◆ **DIRECTIONS FOR THIS TASK**
Pick out every line of the entries below where "Chlorine" occurs, and copy those lines.

* * * * * * *

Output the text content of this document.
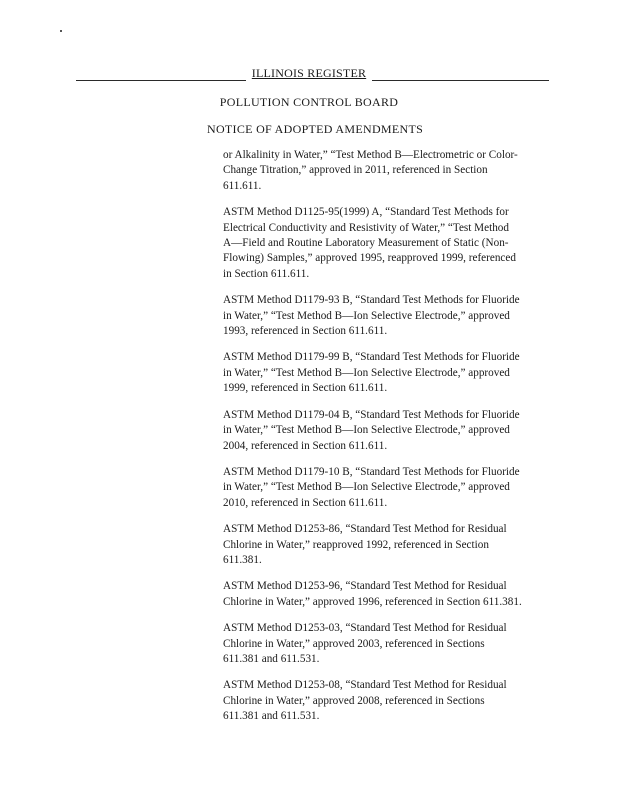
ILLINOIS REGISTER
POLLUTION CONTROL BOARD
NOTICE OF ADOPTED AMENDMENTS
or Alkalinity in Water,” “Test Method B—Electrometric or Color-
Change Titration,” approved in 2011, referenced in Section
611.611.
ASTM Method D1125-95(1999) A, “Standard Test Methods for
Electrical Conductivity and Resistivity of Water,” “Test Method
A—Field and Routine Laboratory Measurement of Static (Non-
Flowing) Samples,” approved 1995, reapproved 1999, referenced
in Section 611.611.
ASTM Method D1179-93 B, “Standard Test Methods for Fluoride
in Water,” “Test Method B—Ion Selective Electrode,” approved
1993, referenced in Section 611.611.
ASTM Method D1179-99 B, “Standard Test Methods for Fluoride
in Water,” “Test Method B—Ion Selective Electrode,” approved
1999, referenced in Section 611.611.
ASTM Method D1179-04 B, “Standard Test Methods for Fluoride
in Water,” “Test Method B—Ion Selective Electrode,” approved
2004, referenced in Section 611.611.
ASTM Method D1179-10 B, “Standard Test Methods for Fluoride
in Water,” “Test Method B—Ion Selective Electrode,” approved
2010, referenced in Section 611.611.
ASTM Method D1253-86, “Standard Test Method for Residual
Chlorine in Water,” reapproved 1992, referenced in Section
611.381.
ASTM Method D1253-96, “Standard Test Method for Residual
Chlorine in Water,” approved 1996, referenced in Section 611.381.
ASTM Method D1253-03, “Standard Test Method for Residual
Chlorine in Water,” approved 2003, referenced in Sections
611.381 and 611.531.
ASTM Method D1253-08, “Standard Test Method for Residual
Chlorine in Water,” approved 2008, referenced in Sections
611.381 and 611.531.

* * * * * * *

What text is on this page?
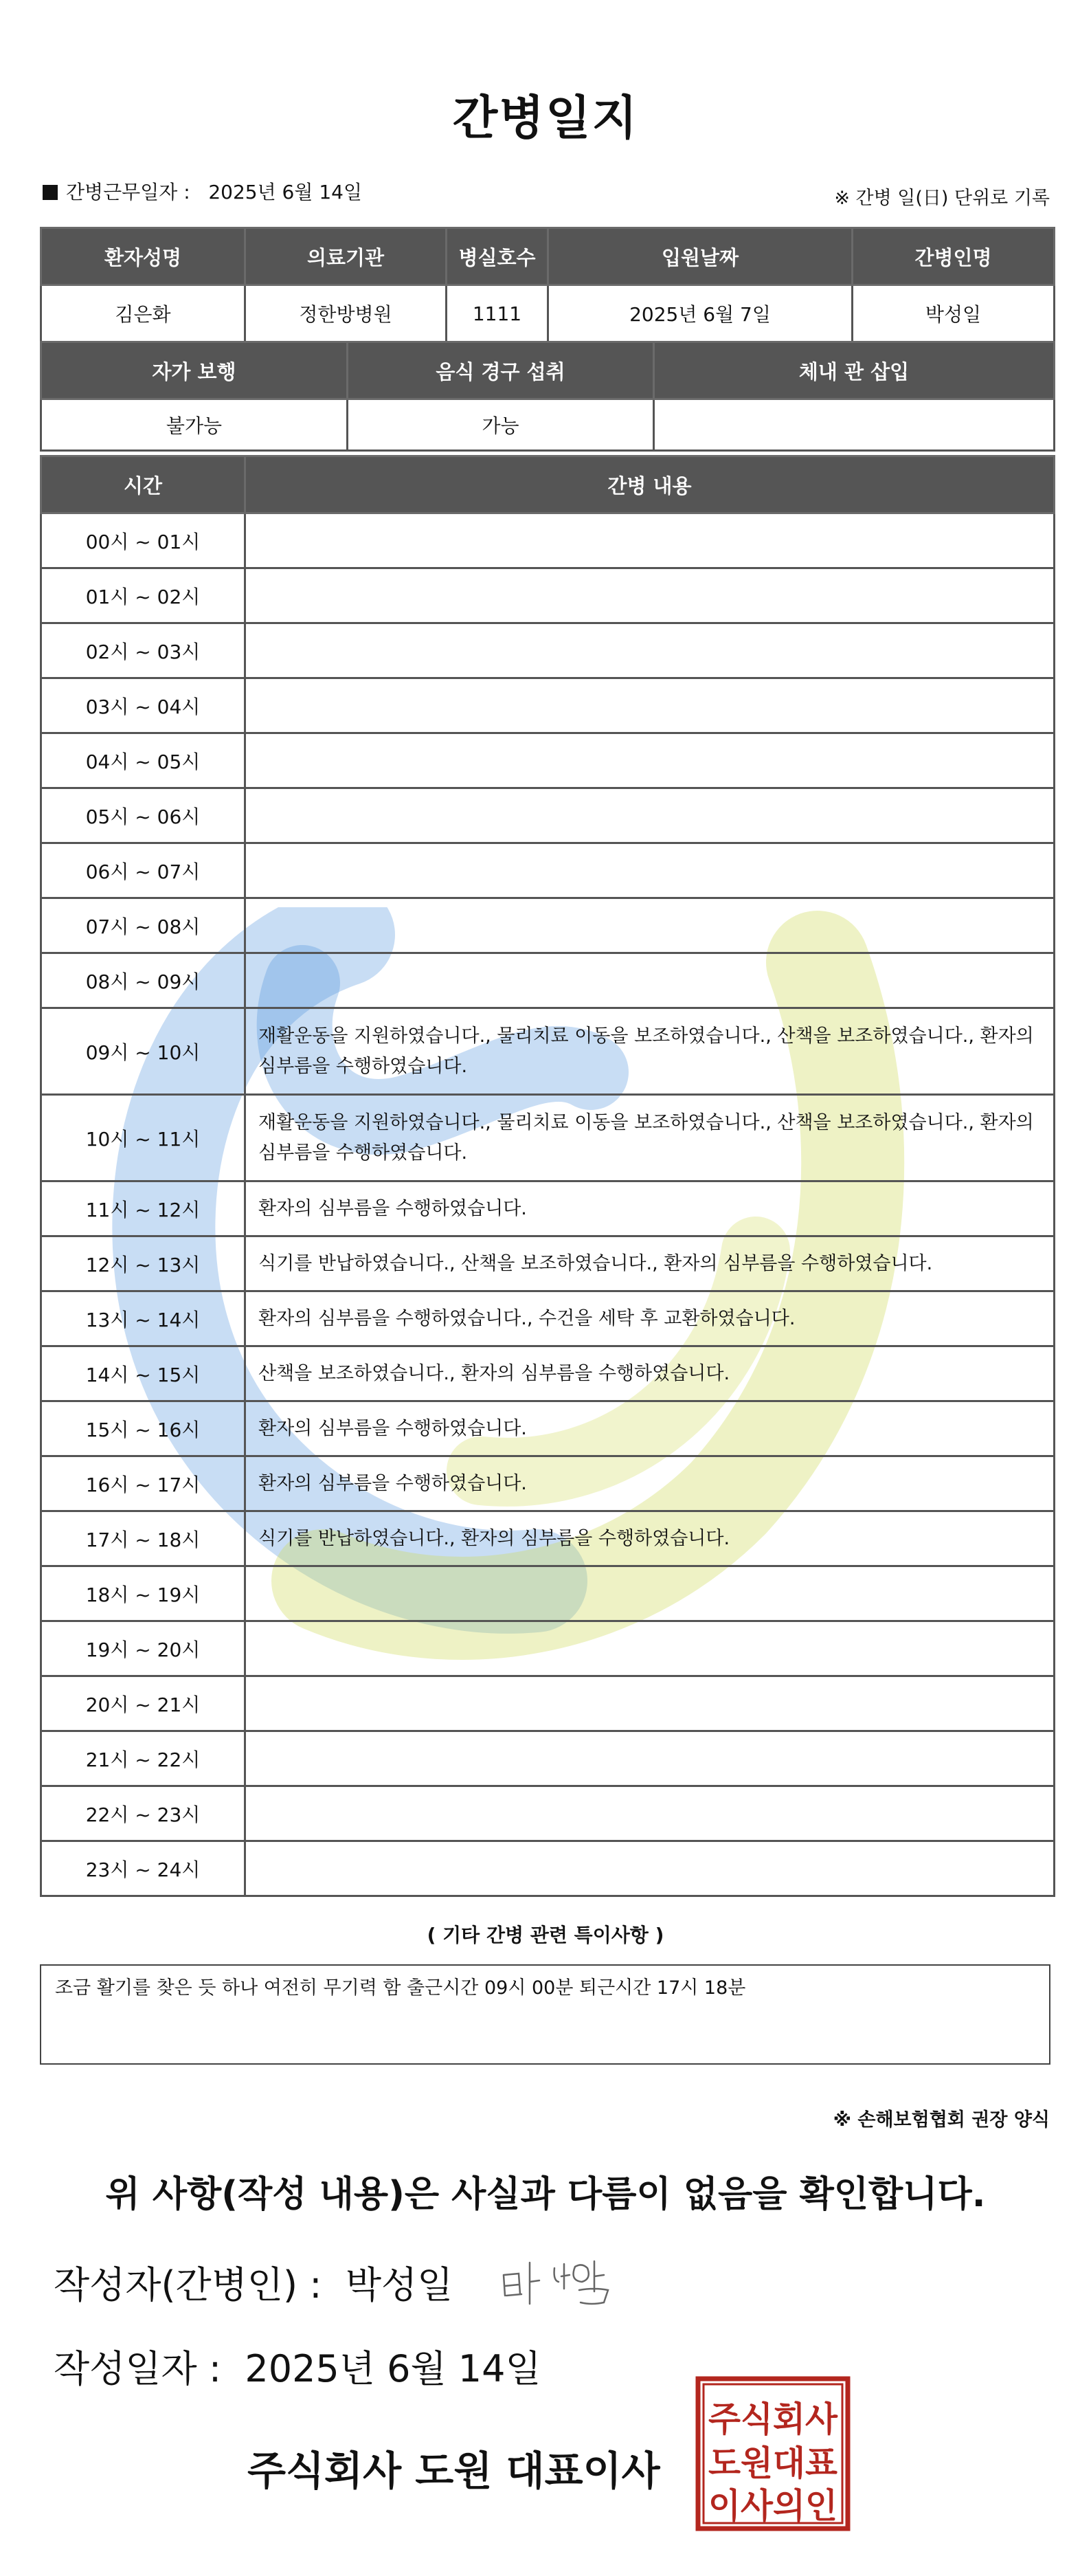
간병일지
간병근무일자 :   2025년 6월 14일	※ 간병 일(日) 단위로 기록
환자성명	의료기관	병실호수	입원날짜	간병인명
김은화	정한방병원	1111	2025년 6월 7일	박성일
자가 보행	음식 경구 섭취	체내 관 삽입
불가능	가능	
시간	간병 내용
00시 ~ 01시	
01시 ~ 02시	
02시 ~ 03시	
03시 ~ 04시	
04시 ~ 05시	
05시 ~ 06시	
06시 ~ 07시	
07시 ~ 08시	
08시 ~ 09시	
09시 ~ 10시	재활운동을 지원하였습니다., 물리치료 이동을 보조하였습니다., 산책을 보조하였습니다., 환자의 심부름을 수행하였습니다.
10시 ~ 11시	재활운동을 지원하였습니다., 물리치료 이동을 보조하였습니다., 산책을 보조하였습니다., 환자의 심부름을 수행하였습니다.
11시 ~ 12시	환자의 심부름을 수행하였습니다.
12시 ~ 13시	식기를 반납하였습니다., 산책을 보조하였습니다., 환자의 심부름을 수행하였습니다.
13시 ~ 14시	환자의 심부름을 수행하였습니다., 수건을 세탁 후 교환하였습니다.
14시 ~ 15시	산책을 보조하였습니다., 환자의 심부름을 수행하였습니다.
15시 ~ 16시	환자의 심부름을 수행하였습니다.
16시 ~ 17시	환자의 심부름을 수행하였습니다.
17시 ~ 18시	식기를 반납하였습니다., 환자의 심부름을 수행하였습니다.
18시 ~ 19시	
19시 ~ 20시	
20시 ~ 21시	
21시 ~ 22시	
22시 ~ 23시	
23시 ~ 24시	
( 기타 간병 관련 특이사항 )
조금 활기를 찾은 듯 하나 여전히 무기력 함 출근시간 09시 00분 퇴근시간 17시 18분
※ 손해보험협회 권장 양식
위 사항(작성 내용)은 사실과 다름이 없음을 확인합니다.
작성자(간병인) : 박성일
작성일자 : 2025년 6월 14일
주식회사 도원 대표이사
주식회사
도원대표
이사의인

* * * * * * *

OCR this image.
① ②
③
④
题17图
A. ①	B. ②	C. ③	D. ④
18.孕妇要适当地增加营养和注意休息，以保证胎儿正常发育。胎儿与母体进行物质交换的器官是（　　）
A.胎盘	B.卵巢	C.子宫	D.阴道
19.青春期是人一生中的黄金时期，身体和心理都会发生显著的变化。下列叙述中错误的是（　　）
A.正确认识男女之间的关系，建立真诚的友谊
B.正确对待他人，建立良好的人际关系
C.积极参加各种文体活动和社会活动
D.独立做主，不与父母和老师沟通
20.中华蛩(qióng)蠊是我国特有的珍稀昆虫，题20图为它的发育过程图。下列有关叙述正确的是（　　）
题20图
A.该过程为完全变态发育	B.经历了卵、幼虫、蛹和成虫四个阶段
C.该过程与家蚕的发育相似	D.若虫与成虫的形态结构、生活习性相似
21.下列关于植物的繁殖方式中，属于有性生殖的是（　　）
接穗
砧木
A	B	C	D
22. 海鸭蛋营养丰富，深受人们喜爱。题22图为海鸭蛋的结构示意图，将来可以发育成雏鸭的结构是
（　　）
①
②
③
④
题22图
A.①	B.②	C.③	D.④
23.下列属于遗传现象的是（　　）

* * * * * * *

◆ **EXPECTED ANSWER**
Chlorine in Water,” reapproved 1992, referenced in Section
Chlorine in Water,” approved 1996, referenced in Section 611.381.
Chlorine in Water,” approved 2003, referenced in Sections
Chlorine in Water,” approved 2008, referenced in Sections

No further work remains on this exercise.